--- WRITTEN INSTRUCTION ---
Give the entries back exactly, dropping each image.

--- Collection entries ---
────────────────────
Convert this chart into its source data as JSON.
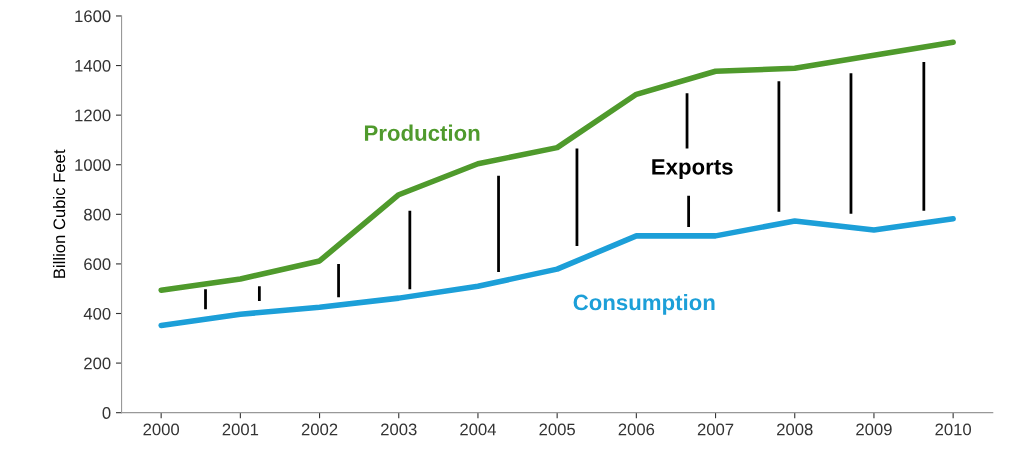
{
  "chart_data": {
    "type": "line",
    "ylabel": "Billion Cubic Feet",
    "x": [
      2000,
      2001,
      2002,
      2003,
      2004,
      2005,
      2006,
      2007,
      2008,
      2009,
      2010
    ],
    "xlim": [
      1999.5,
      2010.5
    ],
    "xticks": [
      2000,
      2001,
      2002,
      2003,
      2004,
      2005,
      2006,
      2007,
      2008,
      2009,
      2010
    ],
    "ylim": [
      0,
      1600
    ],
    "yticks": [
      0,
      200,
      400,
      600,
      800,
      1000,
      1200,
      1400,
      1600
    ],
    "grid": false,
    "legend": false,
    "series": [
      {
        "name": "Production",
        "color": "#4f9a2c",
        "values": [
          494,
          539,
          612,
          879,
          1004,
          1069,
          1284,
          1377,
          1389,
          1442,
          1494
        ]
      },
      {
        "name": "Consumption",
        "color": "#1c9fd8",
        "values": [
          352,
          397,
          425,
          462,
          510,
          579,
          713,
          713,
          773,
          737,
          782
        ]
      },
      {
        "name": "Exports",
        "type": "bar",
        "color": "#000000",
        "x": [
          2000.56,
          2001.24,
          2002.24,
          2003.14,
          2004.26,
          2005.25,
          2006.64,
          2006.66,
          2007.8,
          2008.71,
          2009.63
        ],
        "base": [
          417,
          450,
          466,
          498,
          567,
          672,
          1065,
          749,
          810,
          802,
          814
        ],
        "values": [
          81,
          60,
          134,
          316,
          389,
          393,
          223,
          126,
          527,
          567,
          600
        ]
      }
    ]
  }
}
────────────────────
--- EXPECTED OUTPUT ---
Convert this chart into its source data as JSON.
{
  "chart_data": {
    "type": "line",
    "ylabel": "Billion Cubic Feet",
    "x": [
      2000,
      2001,
      2002,
      2003,
      2004,
      2005,
      2006,
      2007,
      2008,
      2009,
      2010
    ],
    "xlim": [
      1999.5,
      2010.5
    ],
    "xticks": [
      2000,
      2001,
      2002,
      2003,
      2004,
      2005,
      2006,
      2007,
      2008,
      2009,
      2010
    ],
    "ylim": [
      0,
      1600
    ],
    "yticks": [
      0,
      200,
      400,
      600,
      800,
      1000,
      1200,
      1400,
      1600
    ],
    "grid": false,
    "legend": false,
    "series": [
      {
        "name": "Production",
        "color": "#4f9a2c",
        "values": [
          494,
          539,
          612,
          879,
          1004,
          1069,
          1284,
          1377,
          1389,
          1442,
          1494
        ]
      },
      {
        "name": "Consumption",
        "color": "#1c9fd8",
        "values": [
          352,
          397,
          425,
          462,
          510,
          579,
          713,
          713,
          773,
          737,
          782
        ]
      },
      {
        "name": "Exports",
        "type": "bar",
        "color": "#000000",
        "x": [
          2000.56,
          2001.24,
          2002.24,
          2003.14,
          2004.26,
          2005.25,
          2006.64,
          2006.66,
          2007.8,
          2008.71,
          2009.63
        ],
        "base": [
          417,
          450,
          466,
          498,
          567,
          672,
          1065,
          749,
          810,
          802,
          814
        ],
        "values": [
          81,
          60,
          134,
          316,
          389,
          393,
          223,
          126,
          527,
          567,
          600
        ]
      }
    ]
  }
}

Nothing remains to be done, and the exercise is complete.